[START]

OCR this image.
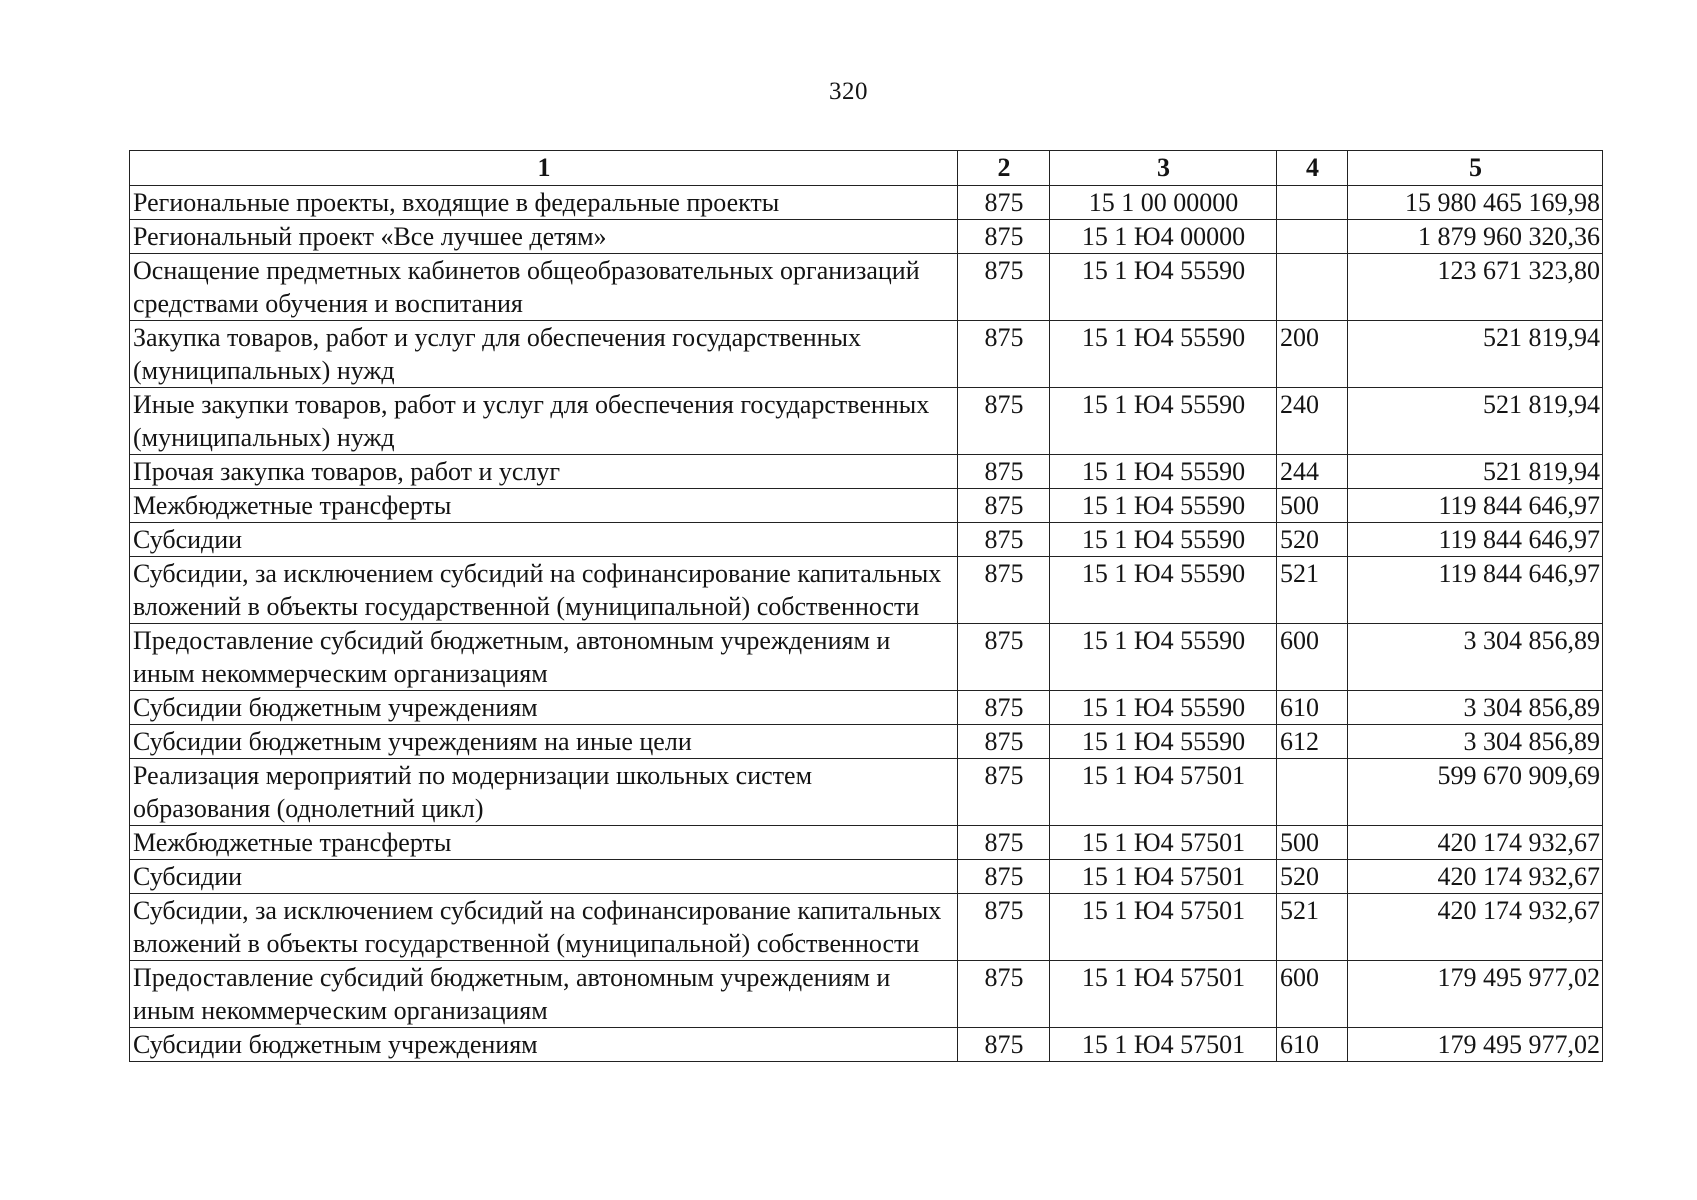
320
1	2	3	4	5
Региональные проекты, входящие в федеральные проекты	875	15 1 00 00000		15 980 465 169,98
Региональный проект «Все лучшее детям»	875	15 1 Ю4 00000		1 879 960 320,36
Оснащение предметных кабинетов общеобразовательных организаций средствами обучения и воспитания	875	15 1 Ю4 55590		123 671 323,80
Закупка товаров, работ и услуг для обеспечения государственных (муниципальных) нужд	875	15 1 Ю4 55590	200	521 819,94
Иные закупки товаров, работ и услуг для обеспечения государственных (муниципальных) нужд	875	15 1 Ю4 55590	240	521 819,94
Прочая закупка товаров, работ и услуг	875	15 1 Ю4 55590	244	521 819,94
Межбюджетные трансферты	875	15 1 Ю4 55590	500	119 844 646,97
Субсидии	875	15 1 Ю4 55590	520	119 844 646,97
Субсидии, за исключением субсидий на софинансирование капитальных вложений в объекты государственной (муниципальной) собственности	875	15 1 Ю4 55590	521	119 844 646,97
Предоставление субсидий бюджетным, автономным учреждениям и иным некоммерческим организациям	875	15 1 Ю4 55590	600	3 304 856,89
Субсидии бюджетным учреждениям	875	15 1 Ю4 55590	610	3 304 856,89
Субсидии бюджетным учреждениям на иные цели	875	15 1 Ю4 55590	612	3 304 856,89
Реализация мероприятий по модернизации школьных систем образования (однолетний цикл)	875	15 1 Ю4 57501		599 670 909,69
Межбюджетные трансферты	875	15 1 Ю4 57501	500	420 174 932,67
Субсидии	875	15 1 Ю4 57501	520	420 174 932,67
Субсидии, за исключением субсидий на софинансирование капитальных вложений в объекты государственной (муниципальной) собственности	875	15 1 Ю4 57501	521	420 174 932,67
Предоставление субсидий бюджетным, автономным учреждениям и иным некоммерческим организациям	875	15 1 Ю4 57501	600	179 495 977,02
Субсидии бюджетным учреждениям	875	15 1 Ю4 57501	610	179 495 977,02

[END]
[START]

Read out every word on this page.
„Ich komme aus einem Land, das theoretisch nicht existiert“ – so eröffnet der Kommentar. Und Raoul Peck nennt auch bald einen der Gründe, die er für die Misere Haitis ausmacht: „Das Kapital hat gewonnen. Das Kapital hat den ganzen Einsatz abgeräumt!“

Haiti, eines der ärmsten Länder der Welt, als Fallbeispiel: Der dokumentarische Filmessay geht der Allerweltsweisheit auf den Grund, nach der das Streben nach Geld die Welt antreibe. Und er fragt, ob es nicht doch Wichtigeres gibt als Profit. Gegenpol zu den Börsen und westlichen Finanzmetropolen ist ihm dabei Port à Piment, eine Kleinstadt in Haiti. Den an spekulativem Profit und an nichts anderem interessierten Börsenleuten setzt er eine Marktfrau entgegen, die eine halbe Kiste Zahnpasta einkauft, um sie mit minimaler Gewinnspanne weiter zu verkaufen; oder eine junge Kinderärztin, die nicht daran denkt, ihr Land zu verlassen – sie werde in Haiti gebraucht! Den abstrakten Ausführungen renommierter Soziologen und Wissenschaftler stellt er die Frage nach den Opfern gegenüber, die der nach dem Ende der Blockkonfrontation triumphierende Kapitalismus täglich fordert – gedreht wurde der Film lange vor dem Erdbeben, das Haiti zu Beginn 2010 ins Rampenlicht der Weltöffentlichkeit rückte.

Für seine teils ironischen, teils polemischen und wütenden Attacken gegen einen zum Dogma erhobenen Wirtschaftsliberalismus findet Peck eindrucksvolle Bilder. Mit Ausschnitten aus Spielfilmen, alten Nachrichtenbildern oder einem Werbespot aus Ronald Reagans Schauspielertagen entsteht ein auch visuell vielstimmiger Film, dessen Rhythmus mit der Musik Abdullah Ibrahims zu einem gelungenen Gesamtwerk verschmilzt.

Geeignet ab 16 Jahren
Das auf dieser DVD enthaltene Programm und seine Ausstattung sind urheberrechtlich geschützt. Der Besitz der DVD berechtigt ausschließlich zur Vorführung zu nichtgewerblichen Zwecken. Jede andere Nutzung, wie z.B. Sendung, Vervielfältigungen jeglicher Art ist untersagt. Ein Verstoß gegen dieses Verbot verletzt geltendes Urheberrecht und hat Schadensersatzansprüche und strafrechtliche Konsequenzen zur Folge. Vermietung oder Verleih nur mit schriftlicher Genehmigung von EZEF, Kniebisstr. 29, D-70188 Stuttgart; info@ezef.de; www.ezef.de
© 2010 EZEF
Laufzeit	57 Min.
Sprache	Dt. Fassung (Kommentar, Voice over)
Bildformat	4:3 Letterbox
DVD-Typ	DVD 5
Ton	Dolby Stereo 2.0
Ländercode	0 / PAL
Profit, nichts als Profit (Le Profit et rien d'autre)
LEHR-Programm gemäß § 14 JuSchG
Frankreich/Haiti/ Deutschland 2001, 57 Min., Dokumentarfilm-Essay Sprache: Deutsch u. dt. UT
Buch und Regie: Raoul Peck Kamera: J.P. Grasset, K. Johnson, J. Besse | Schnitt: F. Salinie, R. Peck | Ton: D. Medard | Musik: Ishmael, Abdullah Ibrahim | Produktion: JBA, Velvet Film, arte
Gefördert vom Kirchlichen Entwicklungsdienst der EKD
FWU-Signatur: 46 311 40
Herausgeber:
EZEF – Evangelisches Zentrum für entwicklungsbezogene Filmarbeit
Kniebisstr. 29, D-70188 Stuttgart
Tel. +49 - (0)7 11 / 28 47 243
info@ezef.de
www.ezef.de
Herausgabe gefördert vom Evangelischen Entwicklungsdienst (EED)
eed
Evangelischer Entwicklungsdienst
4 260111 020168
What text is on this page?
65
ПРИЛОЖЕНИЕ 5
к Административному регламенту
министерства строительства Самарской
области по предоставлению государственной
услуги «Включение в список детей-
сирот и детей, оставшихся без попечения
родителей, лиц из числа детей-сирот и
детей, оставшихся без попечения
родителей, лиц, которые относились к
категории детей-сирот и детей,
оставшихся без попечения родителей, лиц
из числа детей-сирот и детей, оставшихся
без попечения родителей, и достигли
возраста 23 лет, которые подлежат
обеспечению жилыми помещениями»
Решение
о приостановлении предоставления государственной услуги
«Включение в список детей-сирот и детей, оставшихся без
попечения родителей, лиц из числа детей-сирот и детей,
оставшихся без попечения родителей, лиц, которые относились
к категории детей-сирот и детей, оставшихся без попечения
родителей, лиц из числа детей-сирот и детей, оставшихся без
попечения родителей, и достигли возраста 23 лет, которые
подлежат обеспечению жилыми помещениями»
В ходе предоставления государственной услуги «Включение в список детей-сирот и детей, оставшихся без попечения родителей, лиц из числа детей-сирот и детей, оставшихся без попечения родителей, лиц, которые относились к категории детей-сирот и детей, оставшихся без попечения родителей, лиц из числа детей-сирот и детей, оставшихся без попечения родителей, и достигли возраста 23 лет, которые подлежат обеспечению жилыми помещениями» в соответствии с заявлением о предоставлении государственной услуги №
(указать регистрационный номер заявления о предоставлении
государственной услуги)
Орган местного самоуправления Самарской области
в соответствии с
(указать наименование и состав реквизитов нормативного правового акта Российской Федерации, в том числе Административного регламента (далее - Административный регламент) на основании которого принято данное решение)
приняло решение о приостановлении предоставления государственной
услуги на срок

[END]

• [What is needed]: Gather and copy every line of the data in which the string "Предоставление" is found.

• [Result of this task]:
Предоставление субсидий бюджетным, автономным учреждениям и иным некоммерческим организациям	875	15 1 Ю4 55590	600	3 304 856,89
Предоставление субсидий бюджетным, автономным учреждениям и иным некоммерческим организациям	875	15 1 Ю4 57501	600	179 495 977,02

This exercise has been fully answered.